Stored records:
***
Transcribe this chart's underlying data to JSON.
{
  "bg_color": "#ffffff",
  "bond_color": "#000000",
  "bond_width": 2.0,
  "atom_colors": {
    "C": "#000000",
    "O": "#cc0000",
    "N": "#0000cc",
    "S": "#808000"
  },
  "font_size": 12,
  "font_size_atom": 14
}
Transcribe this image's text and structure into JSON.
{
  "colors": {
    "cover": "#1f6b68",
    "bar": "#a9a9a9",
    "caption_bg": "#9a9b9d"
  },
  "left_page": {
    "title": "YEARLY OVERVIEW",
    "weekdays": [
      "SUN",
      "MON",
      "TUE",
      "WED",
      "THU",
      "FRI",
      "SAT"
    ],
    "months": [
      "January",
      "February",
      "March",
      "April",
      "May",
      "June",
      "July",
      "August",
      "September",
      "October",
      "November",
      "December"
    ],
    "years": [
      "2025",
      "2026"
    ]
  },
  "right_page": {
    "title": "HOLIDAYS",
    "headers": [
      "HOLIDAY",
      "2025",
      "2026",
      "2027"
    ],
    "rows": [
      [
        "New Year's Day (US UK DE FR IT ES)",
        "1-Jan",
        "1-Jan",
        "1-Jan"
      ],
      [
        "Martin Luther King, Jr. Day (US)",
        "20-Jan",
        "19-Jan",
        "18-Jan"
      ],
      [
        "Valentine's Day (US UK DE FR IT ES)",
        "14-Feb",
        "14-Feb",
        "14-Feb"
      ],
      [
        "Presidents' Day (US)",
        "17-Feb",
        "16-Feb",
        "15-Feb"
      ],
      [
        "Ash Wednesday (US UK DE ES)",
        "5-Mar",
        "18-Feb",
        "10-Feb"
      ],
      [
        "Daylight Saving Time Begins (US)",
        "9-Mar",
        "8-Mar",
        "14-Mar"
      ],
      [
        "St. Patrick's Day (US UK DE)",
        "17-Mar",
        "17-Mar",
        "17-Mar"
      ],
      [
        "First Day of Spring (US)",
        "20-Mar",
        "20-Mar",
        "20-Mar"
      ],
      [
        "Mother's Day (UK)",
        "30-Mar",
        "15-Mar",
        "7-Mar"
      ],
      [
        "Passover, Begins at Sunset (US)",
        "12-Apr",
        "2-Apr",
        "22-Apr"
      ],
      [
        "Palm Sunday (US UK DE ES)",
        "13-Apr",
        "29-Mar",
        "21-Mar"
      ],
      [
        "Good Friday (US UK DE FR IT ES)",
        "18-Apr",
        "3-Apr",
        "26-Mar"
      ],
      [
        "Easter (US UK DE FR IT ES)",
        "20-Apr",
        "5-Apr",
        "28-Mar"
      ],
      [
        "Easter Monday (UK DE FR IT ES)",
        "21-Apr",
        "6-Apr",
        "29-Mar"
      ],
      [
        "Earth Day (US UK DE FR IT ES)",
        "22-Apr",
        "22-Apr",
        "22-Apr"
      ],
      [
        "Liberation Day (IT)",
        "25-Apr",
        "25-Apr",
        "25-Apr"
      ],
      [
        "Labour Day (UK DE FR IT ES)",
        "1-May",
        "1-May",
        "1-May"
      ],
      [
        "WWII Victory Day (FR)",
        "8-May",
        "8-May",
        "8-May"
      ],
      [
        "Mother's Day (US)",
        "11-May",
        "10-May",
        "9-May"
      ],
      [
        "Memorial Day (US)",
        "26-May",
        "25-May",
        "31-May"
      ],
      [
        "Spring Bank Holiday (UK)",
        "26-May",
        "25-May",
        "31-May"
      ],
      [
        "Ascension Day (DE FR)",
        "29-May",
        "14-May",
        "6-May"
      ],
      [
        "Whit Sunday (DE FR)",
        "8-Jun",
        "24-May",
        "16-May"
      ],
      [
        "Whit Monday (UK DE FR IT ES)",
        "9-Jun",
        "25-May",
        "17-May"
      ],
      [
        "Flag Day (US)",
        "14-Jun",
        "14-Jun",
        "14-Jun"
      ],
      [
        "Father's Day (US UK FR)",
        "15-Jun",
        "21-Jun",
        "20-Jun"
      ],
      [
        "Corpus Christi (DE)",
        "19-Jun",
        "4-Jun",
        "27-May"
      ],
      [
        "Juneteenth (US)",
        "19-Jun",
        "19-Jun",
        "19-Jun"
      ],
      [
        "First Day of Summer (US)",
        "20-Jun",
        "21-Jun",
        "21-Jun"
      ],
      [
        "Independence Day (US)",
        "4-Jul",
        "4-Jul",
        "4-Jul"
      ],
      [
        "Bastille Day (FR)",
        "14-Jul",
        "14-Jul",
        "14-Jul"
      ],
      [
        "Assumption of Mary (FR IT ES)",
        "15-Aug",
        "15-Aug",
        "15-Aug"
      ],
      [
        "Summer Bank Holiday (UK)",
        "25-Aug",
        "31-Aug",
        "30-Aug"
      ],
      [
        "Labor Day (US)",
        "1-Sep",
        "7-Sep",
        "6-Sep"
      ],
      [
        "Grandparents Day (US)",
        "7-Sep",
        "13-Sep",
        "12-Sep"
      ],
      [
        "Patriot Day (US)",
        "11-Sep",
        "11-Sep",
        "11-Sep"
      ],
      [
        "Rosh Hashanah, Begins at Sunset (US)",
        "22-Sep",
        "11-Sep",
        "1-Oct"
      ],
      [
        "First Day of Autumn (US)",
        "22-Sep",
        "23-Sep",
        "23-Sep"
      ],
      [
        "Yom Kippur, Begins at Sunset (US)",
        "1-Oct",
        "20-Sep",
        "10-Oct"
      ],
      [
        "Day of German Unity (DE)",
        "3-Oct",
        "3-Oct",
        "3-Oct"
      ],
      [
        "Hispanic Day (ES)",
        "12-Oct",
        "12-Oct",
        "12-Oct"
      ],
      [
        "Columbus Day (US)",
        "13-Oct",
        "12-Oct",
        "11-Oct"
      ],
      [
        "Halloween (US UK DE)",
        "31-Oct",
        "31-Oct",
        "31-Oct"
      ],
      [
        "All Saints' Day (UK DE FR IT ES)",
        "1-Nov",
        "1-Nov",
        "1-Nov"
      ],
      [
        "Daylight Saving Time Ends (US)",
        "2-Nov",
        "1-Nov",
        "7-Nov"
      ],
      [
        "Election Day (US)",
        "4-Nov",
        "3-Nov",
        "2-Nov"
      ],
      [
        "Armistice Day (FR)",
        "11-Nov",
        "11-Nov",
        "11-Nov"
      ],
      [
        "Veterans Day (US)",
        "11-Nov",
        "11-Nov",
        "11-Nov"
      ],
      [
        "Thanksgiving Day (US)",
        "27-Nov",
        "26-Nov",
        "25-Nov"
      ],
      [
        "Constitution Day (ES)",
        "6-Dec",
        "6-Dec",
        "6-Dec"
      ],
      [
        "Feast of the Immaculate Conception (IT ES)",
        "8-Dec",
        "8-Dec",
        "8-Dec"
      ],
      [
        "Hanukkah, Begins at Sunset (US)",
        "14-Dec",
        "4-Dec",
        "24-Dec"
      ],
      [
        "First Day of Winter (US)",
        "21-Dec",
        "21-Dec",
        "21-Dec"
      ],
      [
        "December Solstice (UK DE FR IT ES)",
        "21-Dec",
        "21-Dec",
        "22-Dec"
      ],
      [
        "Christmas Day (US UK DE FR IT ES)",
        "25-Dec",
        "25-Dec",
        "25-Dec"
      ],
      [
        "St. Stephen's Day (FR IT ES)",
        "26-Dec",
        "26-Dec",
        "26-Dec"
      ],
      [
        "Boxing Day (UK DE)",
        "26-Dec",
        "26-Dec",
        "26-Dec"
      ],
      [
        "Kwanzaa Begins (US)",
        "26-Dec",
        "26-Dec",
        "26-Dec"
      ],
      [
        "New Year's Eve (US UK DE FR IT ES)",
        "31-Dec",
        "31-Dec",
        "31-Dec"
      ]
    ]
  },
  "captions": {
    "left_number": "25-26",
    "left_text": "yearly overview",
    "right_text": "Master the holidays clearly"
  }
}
***
Objective
Filter lines by "Transcribe" and return each hit.

Answer for this exercise
Transcribe this chart's underlying data to JSON.
Transcribe this image's text and structure into JSON.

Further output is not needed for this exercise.